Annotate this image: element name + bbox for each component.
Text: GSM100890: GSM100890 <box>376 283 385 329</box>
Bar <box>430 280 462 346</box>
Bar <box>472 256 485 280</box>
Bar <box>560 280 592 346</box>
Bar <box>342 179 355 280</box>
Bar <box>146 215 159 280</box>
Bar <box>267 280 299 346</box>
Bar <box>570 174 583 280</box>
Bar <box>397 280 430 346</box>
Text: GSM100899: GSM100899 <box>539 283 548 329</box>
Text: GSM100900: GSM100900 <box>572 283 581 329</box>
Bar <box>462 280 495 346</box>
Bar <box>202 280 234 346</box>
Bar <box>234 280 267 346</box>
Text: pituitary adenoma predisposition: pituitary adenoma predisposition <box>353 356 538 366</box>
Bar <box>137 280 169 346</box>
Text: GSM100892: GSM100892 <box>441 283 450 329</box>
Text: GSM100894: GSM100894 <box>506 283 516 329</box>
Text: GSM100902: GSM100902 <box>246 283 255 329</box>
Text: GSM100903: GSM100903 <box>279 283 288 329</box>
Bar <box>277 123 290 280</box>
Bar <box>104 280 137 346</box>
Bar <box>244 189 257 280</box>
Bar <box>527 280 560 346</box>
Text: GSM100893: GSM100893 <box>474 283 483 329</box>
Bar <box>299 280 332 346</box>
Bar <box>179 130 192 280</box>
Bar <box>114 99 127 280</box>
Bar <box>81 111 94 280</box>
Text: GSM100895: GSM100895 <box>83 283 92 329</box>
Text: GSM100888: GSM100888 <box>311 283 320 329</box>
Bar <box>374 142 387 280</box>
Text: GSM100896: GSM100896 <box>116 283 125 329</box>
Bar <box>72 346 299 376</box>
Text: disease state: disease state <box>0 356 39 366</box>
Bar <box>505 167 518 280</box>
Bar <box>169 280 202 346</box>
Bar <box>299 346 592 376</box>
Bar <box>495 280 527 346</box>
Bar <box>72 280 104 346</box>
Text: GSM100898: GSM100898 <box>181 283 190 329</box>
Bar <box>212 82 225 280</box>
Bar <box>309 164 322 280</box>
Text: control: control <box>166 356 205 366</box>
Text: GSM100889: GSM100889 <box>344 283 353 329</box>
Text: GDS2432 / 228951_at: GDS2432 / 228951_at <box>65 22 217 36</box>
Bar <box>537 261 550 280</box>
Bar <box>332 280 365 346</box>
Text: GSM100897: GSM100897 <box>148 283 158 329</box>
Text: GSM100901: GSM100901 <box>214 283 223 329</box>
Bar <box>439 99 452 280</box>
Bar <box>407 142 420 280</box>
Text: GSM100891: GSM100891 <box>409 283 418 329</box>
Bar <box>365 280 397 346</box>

==================================================

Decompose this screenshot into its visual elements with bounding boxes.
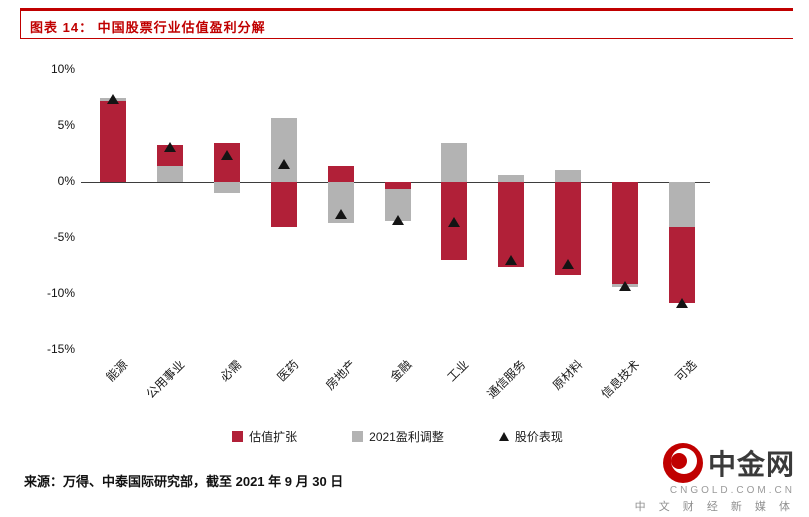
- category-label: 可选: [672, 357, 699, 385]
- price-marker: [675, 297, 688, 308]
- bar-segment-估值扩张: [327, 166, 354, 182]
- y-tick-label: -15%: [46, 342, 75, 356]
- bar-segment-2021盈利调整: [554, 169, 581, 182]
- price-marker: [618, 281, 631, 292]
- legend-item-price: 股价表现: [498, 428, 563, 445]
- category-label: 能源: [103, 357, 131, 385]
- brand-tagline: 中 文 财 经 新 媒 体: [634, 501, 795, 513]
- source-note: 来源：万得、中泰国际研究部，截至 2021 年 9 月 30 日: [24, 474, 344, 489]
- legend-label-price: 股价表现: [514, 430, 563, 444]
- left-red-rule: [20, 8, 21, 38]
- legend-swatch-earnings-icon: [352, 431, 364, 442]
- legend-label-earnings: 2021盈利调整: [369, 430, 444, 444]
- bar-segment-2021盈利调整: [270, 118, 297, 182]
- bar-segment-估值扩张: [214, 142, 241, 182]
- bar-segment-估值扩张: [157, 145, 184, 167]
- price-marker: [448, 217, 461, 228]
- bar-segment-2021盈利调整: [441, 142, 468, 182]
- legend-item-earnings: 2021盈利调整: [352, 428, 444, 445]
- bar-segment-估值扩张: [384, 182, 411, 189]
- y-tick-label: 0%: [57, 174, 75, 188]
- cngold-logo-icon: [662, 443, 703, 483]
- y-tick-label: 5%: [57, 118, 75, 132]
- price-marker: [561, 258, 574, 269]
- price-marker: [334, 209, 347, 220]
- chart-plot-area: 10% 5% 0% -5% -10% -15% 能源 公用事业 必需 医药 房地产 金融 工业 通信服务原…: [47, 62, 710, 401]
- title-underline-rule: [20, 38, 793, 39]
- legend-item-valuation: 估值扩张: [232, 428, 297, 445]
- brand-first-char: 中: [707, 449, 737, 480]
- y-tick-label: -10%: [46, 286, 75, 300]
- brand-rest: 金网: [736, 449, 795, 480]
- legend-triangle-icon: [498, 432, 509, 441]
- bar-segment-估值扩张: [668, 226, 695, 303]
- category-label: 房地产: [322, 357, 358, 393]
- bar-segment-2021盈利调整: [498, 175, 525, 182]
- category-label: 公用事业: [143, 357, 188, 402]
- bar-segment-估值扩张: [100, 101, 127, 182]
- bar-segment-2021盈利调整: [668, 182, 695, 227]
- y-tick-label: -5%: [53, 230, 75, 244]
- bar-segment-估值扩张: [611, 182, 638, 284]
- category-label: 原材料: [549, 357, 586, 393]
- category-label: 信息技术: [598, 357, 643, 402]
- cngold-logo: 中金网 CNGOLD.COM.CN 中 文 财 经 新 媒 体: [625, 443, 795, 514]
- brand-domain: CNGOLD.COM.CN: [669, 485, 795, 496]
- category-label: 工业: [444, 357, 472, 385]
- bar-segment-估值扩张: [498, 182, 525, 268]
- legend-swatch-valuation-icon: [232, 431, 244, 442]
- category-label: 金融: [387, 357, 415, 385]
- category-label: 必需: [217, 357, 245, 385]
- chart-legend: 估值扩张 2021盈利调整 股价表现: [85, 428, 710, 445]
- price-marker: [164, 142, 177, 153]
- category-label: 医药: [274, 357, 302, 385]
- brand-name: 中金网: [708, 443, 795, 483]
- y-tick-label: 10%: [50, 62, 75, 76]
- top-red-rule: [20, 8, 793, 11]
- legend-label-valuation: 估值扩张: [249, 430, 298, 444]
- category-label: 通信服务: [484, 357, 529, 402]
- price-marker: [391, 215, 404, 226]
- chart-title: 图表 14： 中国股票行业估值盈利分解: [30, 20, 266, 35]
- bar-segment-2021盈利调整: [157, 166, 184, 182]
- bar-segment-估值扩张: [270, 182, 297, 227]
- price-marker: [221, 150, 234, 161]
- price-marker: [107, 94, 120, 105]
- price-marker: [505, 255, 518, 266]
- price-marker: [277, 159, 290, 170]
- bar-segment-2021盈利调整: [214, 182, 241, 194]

==================================================

Please copy the entries above verbatim, from the line with "Annotate this image: element" through the line with "Bar <box>146 215 159 280</box>", including both of those lines.

Answer for this exercise
Annotate this image: element name + bbox for each component.
Text: GSM100890: GSM100890 <box>376 283 385 329</box>
Bar <box>430 280 462 346</box>
Bar <box>472 256 485 280</box>
Bar <box>560 280 592 346</box>
Bar <box>342 179 355 280</box>
Bar <box>146 215 159 280</box>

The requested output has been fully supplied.